== Task objective ==
Extract the lines that carry the string "圆柱的上" from the listing.

___ Data supplied ___

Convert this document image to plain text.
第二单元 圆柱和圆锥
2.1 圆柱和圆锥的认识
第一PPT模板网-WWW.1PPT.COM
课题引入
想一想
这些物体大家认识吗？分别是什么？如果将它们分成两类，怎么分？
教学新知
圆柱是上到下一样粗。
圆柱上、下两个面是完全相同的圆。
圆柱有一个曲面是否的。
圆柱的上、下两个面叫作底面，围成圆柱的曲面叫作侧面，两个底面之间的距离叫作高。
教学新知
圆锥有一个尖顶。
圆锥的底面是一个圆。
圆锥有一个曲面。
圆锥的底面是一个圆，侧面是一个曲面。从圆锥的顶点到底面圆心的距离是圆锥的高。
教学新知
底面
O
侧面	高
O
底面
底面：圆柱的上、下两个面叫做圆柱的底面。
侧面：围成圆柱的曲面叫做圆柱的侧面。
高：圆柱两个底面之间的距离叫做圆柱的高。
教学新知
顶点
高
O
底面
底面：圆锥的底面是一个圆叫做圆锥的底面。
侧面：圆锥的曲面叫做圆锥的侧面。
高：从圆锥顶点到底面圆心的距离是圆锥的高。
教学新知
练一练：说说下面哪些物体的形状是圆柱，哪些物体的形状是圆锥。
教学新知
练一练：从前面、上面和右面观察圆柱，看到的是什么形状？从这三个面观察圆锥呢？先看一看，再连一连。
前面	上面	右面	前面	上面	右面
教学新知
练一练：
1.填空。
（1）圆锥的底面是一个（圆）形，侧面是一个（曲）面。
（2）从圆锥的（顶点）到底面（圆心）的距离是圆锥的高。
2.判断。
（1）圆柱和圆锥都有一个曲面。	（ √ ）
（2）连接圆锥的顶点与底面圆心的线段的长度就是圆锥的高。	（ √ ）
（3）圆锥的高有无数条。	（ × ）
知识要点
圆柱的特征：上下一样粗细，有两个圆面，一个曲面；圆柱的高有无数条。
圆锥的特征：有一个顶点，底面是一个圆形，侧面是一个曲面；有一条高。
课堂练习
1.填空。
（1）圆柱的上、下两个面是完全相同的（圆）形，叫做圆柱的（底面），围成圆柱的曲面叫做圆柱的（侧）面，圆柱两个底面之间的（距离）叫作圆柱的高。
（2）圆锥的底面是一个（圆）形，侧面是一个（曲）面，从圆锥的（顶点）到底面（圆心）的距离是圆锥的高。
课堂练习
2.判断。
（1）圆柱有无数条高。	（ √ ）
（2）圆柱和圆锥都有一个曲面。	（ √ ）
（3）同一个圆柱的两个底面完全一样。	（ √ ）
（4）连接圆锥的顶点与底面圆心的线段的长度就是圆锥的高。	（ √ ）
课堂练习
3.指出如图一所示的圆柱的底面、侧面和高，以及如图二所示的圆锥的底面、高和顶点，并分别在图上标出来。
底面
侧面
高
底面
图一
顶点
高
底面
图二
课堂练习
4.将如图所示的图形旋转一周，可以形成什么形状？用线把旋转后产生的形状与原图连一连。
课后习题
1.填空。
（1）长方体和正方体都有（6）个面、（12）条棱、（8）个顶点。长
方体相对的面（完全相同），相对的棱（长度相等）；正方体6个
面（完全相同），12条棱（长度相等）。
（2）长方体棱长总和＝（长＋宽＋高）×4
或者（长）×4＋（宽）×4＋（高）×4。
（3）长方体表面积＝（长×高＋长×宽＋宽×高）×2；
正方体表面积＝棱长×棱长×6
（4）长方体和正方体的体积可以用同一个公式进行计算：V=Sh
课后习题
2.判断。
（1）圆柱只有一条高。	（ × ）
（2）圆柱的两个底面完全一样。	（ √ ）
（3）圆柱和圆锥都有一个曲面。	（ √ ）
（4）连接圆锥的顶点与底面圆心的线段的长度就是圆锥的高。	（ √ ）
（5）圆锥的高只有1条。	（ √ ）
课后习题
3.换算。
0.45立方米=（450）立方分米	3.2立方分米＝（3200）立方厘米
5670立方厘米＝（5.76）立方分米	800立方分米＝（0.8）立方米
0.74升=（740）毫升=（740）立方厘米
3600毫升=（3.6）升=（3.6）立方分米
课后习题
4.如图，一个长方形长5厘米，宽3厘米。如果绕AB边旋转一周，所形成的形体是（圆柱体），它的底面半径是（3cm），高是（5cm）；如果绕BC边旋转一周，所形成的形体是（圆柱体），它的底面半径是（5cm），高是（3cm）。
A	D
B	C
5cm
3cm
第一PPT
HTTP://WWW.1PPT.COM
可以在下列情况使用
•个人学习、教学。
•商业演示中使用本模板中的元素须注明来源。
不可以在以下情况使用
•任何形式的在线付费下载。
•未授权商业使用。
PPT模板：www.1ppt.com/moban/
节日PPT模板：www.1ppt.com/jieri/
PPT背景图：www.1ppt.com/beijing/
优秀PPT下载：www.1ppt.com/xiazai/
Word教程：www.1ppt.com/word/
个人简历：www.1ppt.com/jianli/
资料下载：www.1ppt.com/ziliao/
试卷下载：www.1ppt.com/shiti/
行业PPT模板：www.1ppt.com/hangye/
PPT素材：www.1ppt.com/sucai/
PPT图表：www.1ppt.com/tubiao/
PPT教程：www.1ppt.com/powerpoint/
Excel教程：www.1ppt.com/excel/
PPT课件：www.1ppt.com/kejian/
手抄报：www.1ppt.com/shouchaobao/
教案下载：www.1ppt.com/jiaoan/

___

== Solution to the problem ==
圆柱的上、下两个面叫作底面，围成圆柱的曲面叫作侧面，两个底面之间的距离叫作高。
底面：圆柱的上、下两个面叫做圆柱的底面。
（1）圆柱的上、下两个面是完全相同的（圆）形，叫做圆柱的（底面），围成圆柱的曲面叫做圆柱的（侧）面，圆柱两个底面之间的（距离）叫作圆柱的高。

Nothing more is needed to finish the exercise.